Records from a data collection
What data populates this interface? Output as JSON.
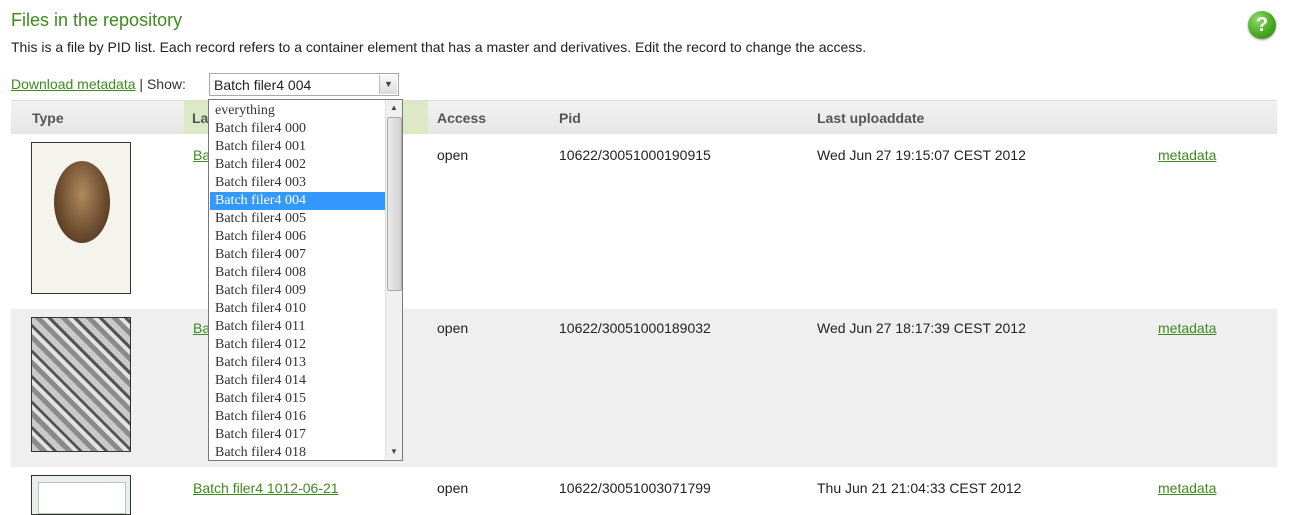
{
  "page": {
    "title": "Files in the repository",
    "subtitle": "This is a file by PID list. Each record refers to a container element that has a master and derivatives. Edit the record to change the access.",
    "help_label": "?"
  },
  "toolbar": {
    "download_label": "Download metadata",
    "separator": "|",
    "show_label": "Show:",
    "selected_value": "Batch filer4 004"
  },
  "table": {
    "headers": {
      "type": "Type",
      "label": "La",
      "access": "Access",
      "pid": "Pid",
      "date": "Last uploaddate"
    },
    "rows": [
      {
        "label": "Bat",
        "access": "open",
        "pid": "10622/30051000190915",
        "date": "Wed Jun 27 19:15:07 CEST 2012",
        "action": "metadata"
      },
      {
        "label": "Bat",
        "access": "open",
        "pid": "10622/30051000189032",
        "date": "Wed Jun 27 18:17:39 CEST 2012",
        "action": "metadata"
      },
      {
        "label": "Batch filer4 1012-06-21",
        "access": "open",
        "pid": "10622/30051003071799",
        "date": "Thu Jun 21 21:04:33 CEST 2012",
        "action": "metadata"
      }
    ]
  },
  "dropdown": {
    "options": [
      "everything",
      "Batch filer4 000",
      "Batch filer4 001",
      "Batch filer4 002",
      "Batch filer4 003",
      "Batch filer4 004",
      "Batch filer4 005",
      "Batch filer4 006",
      "Batch filer4 007",
      "Batch filer4 008",
      "Batch filer4 009",
      "Batch filer4 010",
      "Batch filer4 011",
      "Batch filer4 012",
      "Batch filer4 013",
      "Batch filer4 014",
      "Batch filer4 015",
      "Batch filer4 016",
      "Batch filer4 017",
      "Batch filer4 018"
    ],
    "selected_index": 5
  },
  "colors": {
    "accent_green": "#3e8a1e",
    "selection_blue": "#3399ff",
    "header_highlight": "#dce9c4"
  },
  "icons": {
    "help": "help-icon",
    "dropdown_arrow": "chevron-down-icon"
  }
}
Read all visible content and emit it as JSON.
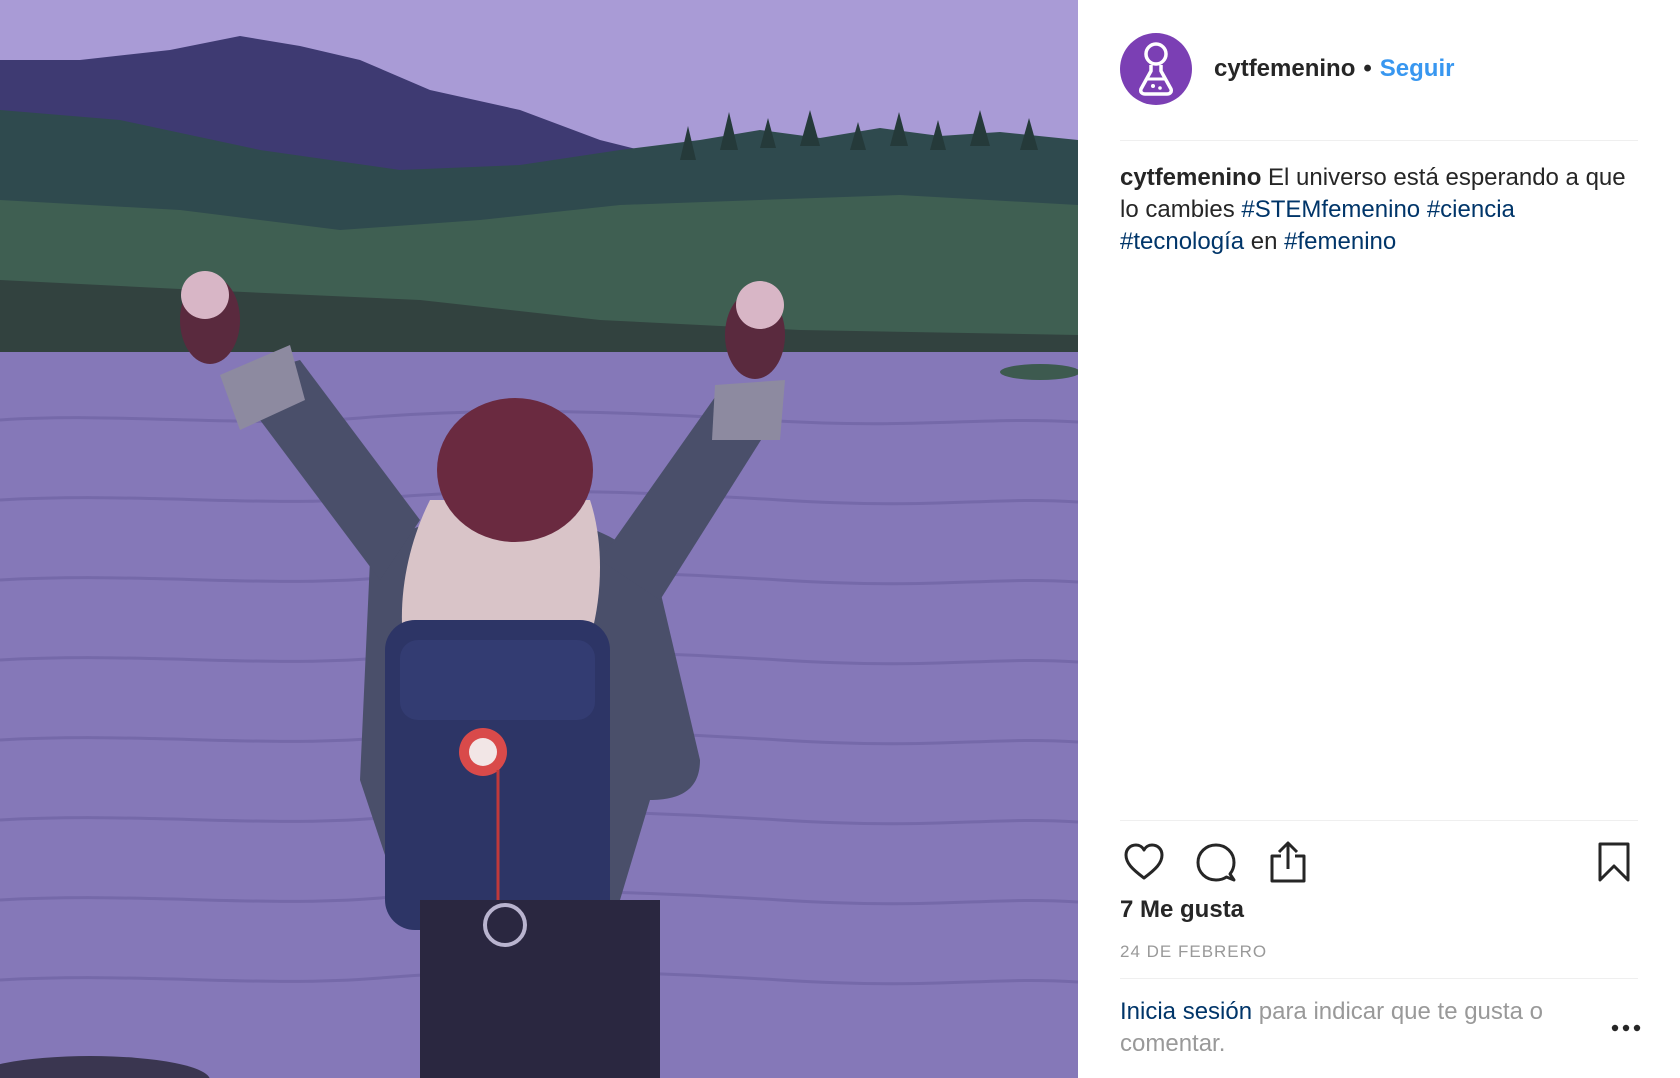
{
  "account": {
    "username": "cytfemenino",
    "separator": "•",
    "follow_label": "Seguir"
  },
  "caption": {
    "username": "cytfemenino",
    "text": " El universo está esperando a que lo cambies ",
    "tag1": "#STEMfemenino",
    "space1": " ",
    "tag2": "#ciencia",
    "space2": " ",
    "tag3": "#tecnología",
    "joiner": " en ",
    "tag4": "#femenino"
  },
  "stats": {
    "likes_label": "7 Me gusta",
    "date_label": "24 DE FEBRERO"
  },
  "login_prompt": {
    "link": "Inicia sesión",
    "text": " para indicar que te gusta o comentar."
  },
  "icons": {
    "avatar": "flask-person-icon",
    "like": "heart-icon",
    "comment": "comment-bubble-icon",
    "share": "share-upload-icon",
    "save": "bookmark-icon",
    "more": "more-options-icon"
  },
  "colors": {
    "follow": "#3897f0",
    "hashtag": "#003569",
    "muted": "#999999",
    "avatar_bg": "#7b3fb4",
    "photo_tint": "#8a7cbd"
  }
}
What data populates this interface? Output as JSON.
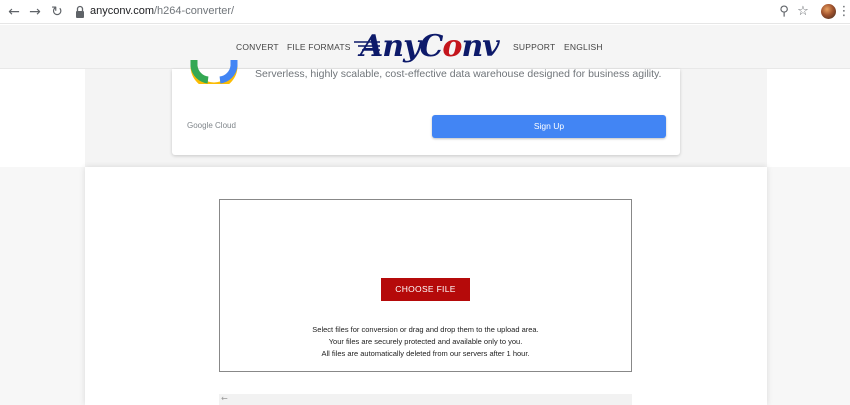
{
  "browser": {
    "url_host": "anyconv.com",
    "url_path": "/h264-converter/",
    "back_icon": "←",
    "forward_icon": "→",
    "reload_icon": "↻",
    "search_icon": "⚲",
    "star_icon": "☆",
    "menu_icon": "⋮"
  },
  "header": {
    "nav_convert": "CONVERT",
    "nav_formats": "FILE FORMATS",
    "logo_any": "Any",
    "logo_c": "C",
    "logo_o": "o",
    "logo_nv": "nv",
    "nav_support": "SUPPORT",
    "nav_language": "ENGLISH"
  },
  "ad": {
    "description": "Serverless, highly scalable, cost-effective data warehouse designed for business agility.",
    "brand": "Google Cloud",
    "signup_label": "Sign Up"
  },
  "upload": {
    "choose_label": "CHOOSE FILE",
    "line1": "Select files for conversion or drag and drop them to the upload area.",
    "line2": "Your files are securely protected and available only to you.",
    "line3": "All files are automatically deleted from our servers after 1 hour."
  },
  "colors": {
    "brand_red": "#b50a0a",
    "brand_navy": "#0d1a6a",
    "signup_blue": "#4285f4"
  }
}
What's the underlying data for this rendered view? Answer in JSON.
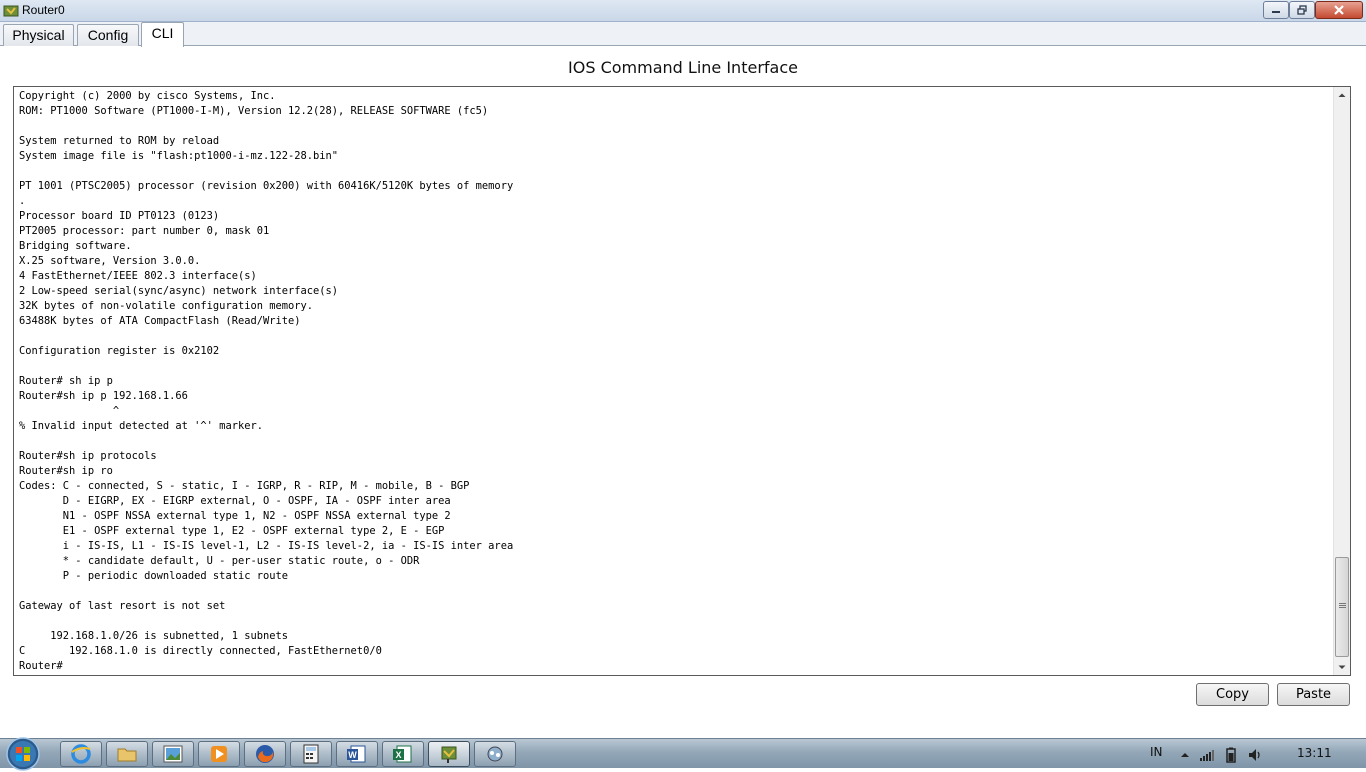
{
  "window": {
    "title": "Router0"
  },
  "tabs": [
    {
      "label": "Physical",
      "active": false
    },
    {
      "label": "Config",
      "active": false
    },
    {
      "label": "CLI",
      "active": true
    }
  ],
  "cli": {
    "heading": "IOS Command Line Interface",
    "lines": [
      "Copyright (c) 2000 by cisco Systems, Inc.",
      "ROM: PT1000 Software (PT1000-I-M), Version 12.2(28), RELEASE SOFTWARE (fc5)",
      "",
      "System returned to ROM by reload",
      "System image file is \"flash:pt1000-i-mz.122-28.bin\"",
      "",
      "PT 1001 (PTSC2005) processor (revision 0x200) with 60416K/5120K bytes of memory",
      ".",
      "Processor board ID PT0123 (0123)",
      "PT2005 processor: part number 0, mask 01",
      "Bridging software.",
      "X.25 software, Version 3.0.0.",
      "4 FastEthernet/IEEE 802.3 interface(s)",
      "2 Low-speed serial(sync/async) network interface(s)",
      "32K bytes of non-volatile configuration memory.",
      "63488K bytes of ATA CompactFlash (Read/Write)",
      "",
      "Configuration register is 0x2102",
      "",
      "Router# sh ip p",
      "Router#sh ip p 192.168.1.66",
      "               ^",
      "% Invalid input detected at '^' marker.",
      "",
      "Router#sh ip protocols",
      "Router#sh ip ro",
      "Codes: C - connected, S - static, I - IGRP, R - RIP, M - mobile, B - BGP",
      "       D - EIGRP, EX - EIGRP external, O - OSPF, IA - OSPF inter area",
      "       N1 - OSPF NSSA external type 1, N2 - OSPF NSSA external type 2",
      "       E1 - OSPF external type 1, E2 - OSPF external type 2, E - EGP",
      "       i - IS-IS, L1 - IS-IS level-1, L2 - IS-IS level-2, ia - IS-IS inter area",
      "       * - candidate default, U - per-user static route, o - ODR",
      "       P - periodic downloaded static route",
      "",
      "Gateway of last resort is not set",
      "",
      "     192.168.1.0/26 is subnetted, 1 subnets",
      "C       192.168.1.0 is directly connected, FastEthernet0/0",
      "Router#"
    ]
  },
  "buttons": {
    "copy": "Copy",
    "paste": "Paste"
  },
  "taskbar": {
    "pinned": [
      "internet-explorer-icon",
      "folder-icon",
      "image-viewer-icon",
      "media-player-icon",
      "firefox-icon",
      "calculator-app-icon",
      "word-icon",
      "excel-icon",
      "packet-tracer-icon",
      "network-app-icon"
    ],
    "language": "IN",
    "clock": "13:11"
  }
}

→ WRITTEN INSTRUCTION:
Print each line of the material above exactly, with the pictures removed from your copy.

→ SOLUTION TO THIS TASK:
What data populates this interface? Output as JSON.
{
  "page": {
    "title": "Files in the repository",
    "subtitle": "This is a file by PID list. Each record refers to a container element that has a master and derivatives. Edit the record to change the access.",
    "help_label": "?"
  },
  "toolbar": {
    "download_label": "Download metadata",
    "separator": "|",
    "show_label": "Show:",
    "selected_value": "Batch filer4 004"
  },
  "table": {
    "headers": {
      "type": "Type",
      "label": "La",
      "access": "Access",
      "pid": "Pid",
      "date": "Last uploaddate"
    },
    "rows": [
      {
        "label": "Bat",
        "access": "open",
        "pid": "10622/30051000190915",
        "date": "Wed Jun 27 19:15:07 CEST 2012",
        "action": "metadata"
      },
      {
        "label": "Bat",
        "access": "open",
        "pid": "10622/30051000189032",
        "date": "Wed Jun 27 18:17:39 CEST 2012",
        "action": "metadata"
      },
      {
        "label": "Batch filer4 1012-06-21",
        "access": "open",
        "pid": "10622/30051003071799",
        "date": "Thu Jun 21 21:04:33 CEST 2012",
        "action": "metadata"
      }
    ]
  },
  "dropdown": {
    "options": [
      "everything",
      "Batch filer4 000",
      "Batch filer4 001",
      "Batch filer4 002",
      "Batch filer4 003",
      "Batch filer4 004",
      "Batch filer4 005",
      "Batch filer4 006",
      "Batch filer4 007",
      "Batch filer4 008",
      "Batch filer4 009",
      "Batch filer4 010",
      "Batch filer4 011",
      "Batch filer4 012",
      "Batch filer4 013",
      "Batch filer4 014",
      "Batch filer4 015",
      "Batch filer4 016",
      "Batch filer4 017",
      "Batch filer4 018"
    ],
    "selected_index": 5
  },
  "colors": {
    "accent_green": "#3e8a1e",
    "selection_blue": "#3399ff",
    "header_highlight": "#dce9c4"
  },
  "icons": {
    "help": "help-icon",
    "dropdown_arrow": "chevron-down-icon"
  }
}
Read all visible content and emit it as JSON.
{
  "account": {
    "username": "cytfemenino",
    "separator": "•",
    "follow_label": "Seguir"
  },
  "caption": {
    "username": "cytfemenino",
    "text": " El universo está esperando a que lo cambies ",
    "tag1": "#STEMfemenino",
    "space1": " ",
    "tag2": "#ciencia",
    "space2": " ",
    "tag3": "#tecnología",
    "joiner": " en ",
    "tag4": "#femenino"
  },
  "stats": {
    "likes_label": "7 Me gusta",
    "date_label": "24 DE FEBRERO"
  },
  "login_prompt": {
    "link": "Inicia sesión",
    "text": " para indicar que te gusta o comentar."
  },
  "icons": {
    "avatar": "flask-person-icon",
    "like": "heart-icon",
    "comment": "comment-bubble-icon",
    "share": "share-upload-icon",
    "save": "bookmark-icon",
    "more": "more-options-icon"
  },
  "colors": {
    "follow": "#3897f0",
    "hashtag": "#003569",
    "muted": "#999999",
    "avatar_bg": "#7b3fb4",
    "photo_tint": "#8a7cbd"
  }
}
What data populates this interface? Output as JSON.
{
  "browser": {
    "url_host": "anyconv.com",
    "url_path": "/h264-converter/",
    "back_icon": "←",
    "forward_icon": "→",
    "reload_icon": "↻",
    "search_icon": "⚲",
    "star_icon": "☆",
    "menu_icon": "⋮"
  },
  "header": {
    "nav_convert": "CONVERT",
    "nav_formats": "FILE FORMATS",
    "logo_any": "Any",
    "logo_c": "C",
    "logo_o": "o",
    "logo_nv": "nv",
    "nav_support": "SUPPORT",
    "nav_language": "ENGLISH"
  },
  "ad": {
    "description": "Serverless, highly scalable, cost-effective data warehouse designed for business agility.",
    "brand": "Google Cloud",
    "signup_label": "Sign Up"
  },
  "upload": {
    "choose_label": "CHOOSE FILE",
    "line1": "Select files for conversion or drag and drop them to the upload area.",
    "line2": "Your files are securely protected and available only to you.",
    "line3": "All files are automatically deleted from our servers after 1 hour."
  },
  "colors": {
    "brand_red": "#b50a0a",
    "brand_navy": "#0d1a6a",
    "signup_blue": "#4285f4"
  }
}
What's the underlying data for this rendered view? Answer in JSON.
{
  "window": {
    "title": "Router0"
  },
  "tabs": [
    {
      "label": "Physical",
      "active": false
    },
    {
      "label": "Config",
      "active": false
    },
    {
      "label": "CLI",
      "active": true
    }
  ],
  "cli": {
    "heading": "IOS Command Line Interface",
    "lines": [
      "Copyright (c) 2000 by cisco Systems, Inc.",
      "ROM: PT1000 Software (PT1000-I-M), Version 12.2(28), RELEASE SOFTWARE (fc5)",
      "",
      "System returned to ROM by reload",
      "System image file is \"flash:pt1000-i-mz.122-28.bin\"",
      "",
      "PT 1001 (PTSC2005) processor (revision 0x200) with 60416K/5120K bytes of memory",
      ".",
      "Processor board ID PT0123 (0123)",
      "PT2005 processor: part number 0, mask 01",
      "Bridging software.",
      "X.25 software, Version 3.0.0.",
      "4 FastEthernet/IEEE 802.3 interface(s)",
      "2 Low-speed serial(sync/async) network interface(s)",
      "32K bytes of non-volatile configuration memory.",
      "63488K bytes of ATA CompactFlash (Read/Write)",
      "",
      "Configuration register is 0x2102",
      "",
      "Router# sh ip p",
      "Router#sh ip p 192.168.1.66",
      "               ^",
      "% Invalid input detected at '^' marker.",
      "",
      "Router#sh ip protocols",
      "Router#sh ip ro",
      "Codes: C - connected, S - static, I - IGRP, R - RIP, M - mobile, B - BGP",
      "       D - EIGRP, EX - EIGRP external, O - OSPF, IA - OSPF inter area",
      "       N1 - OSPF NSSA external type 1, N2 - OSPF NSSA external type 2",
      "       E1 - OSPF external type 1, E2 - OSPF external type 2, E - EGP",
      "       i - IS-IS, L1 - IS-IS level-1, L2 - IS-IS level-2, ia - IS-IS inter area",
      "       * - candidate default, U - per-user static route, o - ODR",
      "       P - periodic downloaded static route",
      "",
      "Gateway of last resort is not set",
      "",
      "     192.168.1.0/26 is subnetted, 1 subnets",
      "C       192.168.1.0 is directly connected, FastEthernet0/0",
      "Router#"
    ]
  },
  "buttons": {
    "copy": "Copy",
    "paste": "Paste"
  },
  "taskbar": {
    "pinned": [
      "internet-explorer-icon",
      "folder-icon",
      "image-viewer-icon",
      "media-player-icon",
      "firefox-icon",
      "calculator-app-icon",
      "word-icon",
      "excel-icon",
      "packet-tracer-icon",
      "network-app-icon"
    ],
    "language": "IN",
    "clock": "13:11"
  }
}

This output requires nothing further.